In some cases, studies of the catalytic properties of nanohybrids formed from FeOx and CNTs revealed better catalytic activity than that of pure FeOx. This has been shown, for example, in the case of Fe2O3/CNT (then reduced to Fe/CNT, where Fe nanoparticles were inside or outside of carbon nanotubes) tested in the Fischer-Tropsch reaction [30], Fe3O4/CNT nanohybrids used in catalytic ozonation [31], or α-Fe2O3/CNT in photo-catalytic oxidation [32]. It should be emphasized, however, that all these nanohybrids were produced in a planned manner and were not the result of uncontrolled carbon deposit formation.
Although the explanation of the effect of CNTs on the improvement of catalytic activity is still debatable, some interesting suggestions point to the possible influence of electronic interaction between the particles of the catalytic material and the walls of the CNTs, which may entail the transfer of electrons and, consequently, facilitate the activation of the reaction substrates [33].
In this work, we also demonstrate the improving effect of the deposition of carbon nanotubes formed during the RWGS reaction (Equation (1)) on the catalytic activity of the FeOx-based PECVD thin-film catalyst in this reaction. The paper attempts to explain the mechanism of this phenomenon.

Data entries
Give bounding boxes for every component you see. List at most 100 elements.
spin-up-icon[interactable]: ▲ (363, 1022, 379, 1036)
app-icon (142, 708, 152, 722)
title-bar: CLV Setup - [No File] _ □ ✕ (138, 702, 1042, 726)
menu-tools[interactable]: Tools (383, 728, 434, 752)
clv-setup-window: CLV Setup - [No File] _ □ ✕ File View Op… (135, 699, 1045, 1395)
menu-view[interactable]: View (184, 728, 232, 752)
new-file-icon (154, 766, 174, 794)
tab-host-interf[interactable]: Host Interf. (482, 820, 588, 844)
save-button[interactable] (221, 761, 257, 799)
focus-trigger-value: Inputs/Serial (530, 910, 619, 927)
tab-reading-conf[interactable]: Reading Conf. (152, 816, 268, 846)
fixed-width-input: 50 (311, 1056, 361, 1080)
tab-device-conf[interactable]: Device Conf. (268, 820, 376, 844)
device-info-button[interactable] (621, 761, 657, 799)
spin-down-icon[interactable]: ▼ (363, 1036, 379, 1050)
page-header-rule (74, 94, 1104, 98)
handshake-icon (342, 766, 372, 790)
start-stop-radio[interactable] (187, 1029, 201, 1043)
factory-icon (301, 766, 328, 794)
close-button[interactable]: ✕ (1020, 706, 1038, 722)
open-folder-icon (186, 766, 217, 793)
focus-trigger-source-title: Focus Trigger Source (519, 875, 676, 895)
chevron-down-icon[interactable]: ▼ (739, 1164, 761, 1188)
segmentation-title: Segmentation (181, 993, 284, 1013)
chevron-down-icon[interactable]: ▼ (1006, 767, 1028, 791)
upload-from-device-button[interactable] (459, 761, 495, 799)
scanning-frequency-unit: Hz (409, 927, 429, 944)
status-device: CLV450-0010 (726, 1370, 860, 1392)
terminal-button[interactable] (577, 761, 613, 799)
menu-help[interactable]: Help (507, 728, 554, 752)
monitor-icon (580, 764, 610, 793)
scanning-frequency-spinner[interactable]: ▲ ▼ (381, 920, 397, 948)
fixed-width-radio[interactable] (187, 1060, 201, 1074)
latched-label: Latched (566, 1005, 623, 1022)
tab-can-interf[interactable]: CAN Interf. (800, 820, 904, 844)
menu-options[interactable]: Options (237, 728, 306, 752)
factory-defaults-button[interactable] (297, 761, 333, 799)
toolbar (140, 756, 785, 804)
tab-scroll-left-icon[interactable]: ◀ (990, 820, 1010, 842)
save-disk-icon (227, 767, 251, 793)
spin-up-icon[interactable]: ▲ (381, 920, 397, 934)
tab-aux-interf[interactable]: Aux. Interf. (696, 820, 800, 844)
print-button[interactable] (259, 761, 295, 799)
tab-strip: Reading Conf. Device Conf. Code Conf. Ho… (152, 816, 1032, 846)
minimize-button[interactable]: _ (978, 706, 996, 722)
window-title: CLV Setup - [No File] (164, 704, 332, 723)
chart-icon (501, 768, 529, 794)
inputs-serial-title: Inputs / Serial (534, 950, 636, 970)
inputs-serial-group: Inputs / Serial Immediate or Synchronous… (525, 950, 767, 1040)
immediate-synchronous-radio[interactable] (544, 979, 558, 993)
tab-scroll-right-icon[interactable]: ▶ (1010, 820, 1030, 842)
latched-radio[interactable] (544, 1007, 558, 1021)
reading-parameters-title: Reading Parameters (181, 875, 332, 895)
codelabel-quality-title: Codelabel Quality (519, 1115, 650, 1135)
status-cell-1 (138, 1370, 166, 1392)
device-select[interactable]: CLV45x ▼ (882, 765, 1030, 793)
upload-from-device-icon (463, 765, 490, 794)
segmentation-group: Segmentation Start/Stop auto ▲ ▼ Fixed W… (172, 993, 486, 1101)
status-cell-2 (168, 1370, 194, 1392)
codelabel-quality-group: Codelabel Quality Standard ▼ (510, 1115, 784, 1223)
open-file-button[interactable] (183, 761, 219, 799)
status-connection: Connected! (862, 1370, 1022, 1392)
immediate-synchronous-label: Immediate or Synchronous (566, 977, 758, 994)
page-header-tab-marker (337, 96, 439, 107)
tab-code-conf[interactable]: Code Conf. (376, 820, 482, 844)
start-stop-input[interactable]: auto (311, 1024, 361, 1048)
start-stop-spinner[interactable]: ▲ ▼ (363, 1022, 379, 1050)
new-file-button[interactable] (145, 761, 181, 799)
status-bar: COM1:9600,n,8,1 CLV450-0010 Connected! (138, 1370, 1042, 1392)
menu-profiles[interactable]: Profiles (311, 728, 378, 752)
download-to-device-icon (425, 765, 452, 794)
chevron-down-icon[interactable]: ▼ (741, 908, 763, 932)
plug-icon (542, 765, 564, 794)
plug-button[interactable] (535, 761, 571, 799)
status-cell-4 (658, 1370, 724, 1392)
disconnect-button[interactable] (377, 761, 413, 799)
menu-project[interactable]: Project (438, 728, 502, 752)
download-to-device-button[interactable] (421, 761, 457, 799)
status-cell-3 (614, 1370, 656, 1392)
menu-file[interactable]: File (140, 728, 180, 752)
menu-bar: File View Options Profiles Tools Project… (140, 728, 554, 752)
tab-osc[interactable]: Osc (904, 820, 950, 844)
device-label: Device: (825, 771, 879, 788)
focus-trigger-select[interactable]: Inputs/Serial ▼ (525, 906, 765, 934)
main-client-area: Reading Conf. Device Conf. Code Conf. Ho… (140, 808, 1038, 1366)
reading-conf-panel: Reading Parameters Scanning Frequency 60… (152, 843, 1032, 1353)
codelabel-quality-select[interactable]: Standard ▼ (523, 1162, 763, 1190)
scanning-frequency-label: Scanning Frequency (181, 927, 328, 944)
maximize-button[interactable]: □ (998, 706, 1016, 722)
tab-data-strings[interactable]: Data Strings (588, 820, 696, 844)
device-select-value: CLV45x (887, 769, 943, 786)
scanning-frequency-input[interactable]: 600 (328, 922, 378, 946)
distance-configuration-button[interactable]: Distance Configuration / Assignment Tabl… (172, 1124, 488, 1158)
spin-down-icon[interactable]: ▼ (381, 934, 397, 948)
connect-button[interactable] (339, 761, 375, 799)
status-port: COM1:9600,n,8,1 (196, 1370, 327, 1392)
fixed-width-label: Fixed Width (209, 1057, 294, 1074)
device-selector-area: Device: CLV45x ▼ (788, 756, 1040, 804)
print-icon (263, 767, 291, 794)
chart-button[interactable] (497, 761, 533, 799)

:: Instructions to follow ::
Quote the passage of the excerpt on iron oxide and carbon nanotube catalysts starting at "Although the explanation" and ending at "of this phenomenon.".

:: Solution to this exercise ::
Although the explanation of the effect of CNTs on the improvement of catalytic activity is still debatable, some interesting suggestions point to the possible influence of electronic interaction between the particles of the catalytic material and the walls of the CNTs, which may entail the transfer of electrons and, consequently, facilitate the activation of the reaction substrates [33].
In this work, we also demonstrate the improving effect of the deposition of carbon nanotubes formed during the RWGS reaction (Equation (1)) on the catalytic activity of the FeOx-based PECVD thin-film catalyst in this reaction. The paper attempts to explain the mechanism of this phenomenon.